### AIM OF THE EXERCISE
Find and copy lines holding "with".
begin DATA ROWS
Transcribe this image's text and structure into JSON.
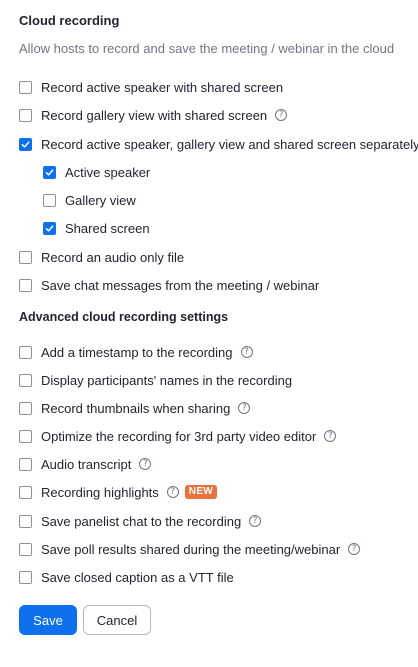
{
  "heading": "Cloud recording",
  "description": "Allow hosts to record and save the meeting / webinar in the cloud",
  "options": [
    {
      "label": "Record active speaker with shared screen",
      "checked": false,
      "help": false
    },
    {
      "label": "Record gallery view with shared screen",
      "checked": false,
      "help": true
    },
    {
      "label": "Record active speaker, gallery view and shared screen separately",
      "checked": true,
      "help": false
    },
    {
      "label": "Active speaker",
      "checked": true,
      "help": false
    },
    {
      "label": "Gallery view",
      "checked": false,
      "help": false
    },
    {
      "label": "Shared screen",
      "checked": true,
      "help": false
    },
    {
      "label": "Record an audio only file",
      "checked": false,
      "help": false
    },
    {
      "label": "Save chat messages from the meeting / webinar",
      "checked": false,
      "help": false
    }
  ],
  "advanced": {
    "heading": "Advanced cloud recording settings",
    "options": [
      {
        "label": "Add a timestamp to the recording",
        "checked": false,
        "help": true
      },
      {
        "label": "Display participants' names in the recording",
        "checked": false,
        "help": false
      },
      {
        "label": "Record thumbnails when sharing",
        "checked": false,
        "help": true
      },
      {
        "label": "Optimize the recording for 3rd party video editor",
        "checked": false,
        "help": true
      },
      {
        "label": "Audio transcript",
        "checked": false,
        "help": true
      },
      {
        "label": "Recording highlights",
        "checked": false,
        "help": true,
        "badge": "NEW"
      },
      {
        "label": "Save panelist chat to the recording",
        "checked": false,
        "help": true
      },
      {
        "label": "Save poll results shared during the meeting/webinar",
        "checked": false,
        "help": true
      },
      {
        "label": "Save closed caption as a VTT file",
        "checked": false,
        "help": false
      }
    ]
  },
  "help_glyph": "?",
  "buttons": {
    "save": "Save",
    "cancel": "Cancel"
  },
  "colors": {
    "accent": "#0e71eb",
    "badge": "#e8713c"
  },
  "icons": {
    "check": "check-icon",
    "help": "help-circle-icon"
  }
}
end DATA ROWS
### SOLUTION TO THE EXERCISE
      "label": "Record active speaker with shared screen",
      "label": "Record gallery view with shared screen",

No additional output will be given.